## WHAT YOU NEED TO DO
Transcribe the listing below word for word.

*****

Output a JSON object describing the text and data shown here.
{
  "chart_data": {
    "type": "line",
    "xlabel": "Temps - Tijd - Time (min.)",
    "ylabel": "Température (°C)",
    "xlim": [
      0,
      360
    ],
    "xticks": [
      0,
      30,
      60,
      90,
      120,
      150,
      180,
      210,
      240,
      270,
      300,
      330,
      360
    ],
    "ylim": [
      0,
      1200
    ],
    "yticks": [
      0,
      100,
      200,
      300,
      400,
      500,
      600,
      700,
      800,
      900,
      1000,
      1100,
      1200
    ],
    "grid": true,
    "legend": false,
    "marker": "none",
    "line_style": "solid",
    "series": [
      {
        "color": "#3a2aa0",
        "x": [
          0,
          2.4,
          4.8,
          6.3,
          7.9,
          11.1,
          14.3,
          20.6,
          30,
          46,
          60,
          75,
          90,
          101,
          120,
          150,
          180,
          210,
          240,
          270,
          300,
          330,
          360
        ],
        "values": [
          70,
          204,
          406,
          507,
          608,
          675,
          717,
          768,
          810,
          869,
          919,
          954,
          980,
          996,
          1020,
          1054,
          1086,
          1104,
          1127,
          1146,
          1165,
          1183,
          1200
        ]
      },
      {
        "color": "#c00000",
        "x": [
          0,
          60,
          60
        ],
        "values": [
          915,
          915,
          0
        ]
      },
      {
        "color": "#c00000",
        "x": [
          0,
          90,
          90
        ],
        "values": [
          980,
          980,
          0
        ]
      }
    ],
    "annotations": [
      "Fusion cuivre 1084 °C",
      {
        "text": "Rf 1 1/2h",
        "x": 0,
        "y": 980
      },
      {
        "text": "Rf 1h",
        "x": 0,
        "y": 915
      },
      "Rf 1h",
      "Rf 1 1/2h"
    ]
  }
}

*****

## FINISHED TASK
Output a JSON object describing the text and data shown here.
{
  "chart_data": {
    "type": "line",
    "xlabel": "Temps - Tijd - Time (min.)",
    "ylabel": "Température (°C)",
    "xlim": [
      0,
      360
    ],
    "xticks": [
      0,
      30,
      60,
      90,
      120,
      150,
      180,
      210,
      240,
      270,
      300,
      330,
      360
    ],
    "ylim": [
      0,
      1200
    ],
    "yticks": [
      0,
      100,
      200,
      300,
      400,
      500,
      600,
      700,
      800,
      900,
      1000,
      1100,
      1200
    ],
    "grid": true,
    "legend": false,
    "marker": "none",
    "line_style": "solid",
    "series": [
      {
        "color": "#3a2aa0",
        "x": [
          0,
          2.4,
          4.8,
          6.3,
          7.9,
          11.1,
          14.3,
          20.6,
          30,
          46,
          60,
          75,
          90,
          101,
          120,
          150,
          180,
          210,
          240,
          270,
          300,
          330,
          360
        ],
        "values": [
          70,
          204,
          406,
          507,
          608,
          675,
          717,
          768,
          810,
          869,
          919,
          954,
          980,
          996,
          1020,
          1054,
          1086,
          1104,
          1127,
          1146,
          1165,
          1183,
          1200
        ]
      },
      {
        "color": "#c00000",
        "x": [
          0,
          60,
          60
        ],
        "values": [
          915,
          915,
          0
        ]
      },
      {
        "color": "#c00000",
        "x": [
          0,
          90,
          90
        ],
        "values": [
          980,
          980,
          0
        ]
      }
    ],
    "annotations": [
      "Fusion cuivre 1084 °C",
      {
        "text": "Rf 1 1/2h",
        "x": 0,
        "y": 980
      },
      {
        "text": "Rf 1h",
        "x": 0,
        "y": 915
      },
      "Rf 1h",
      "Rf 1 1/2h"
    ]
  }
}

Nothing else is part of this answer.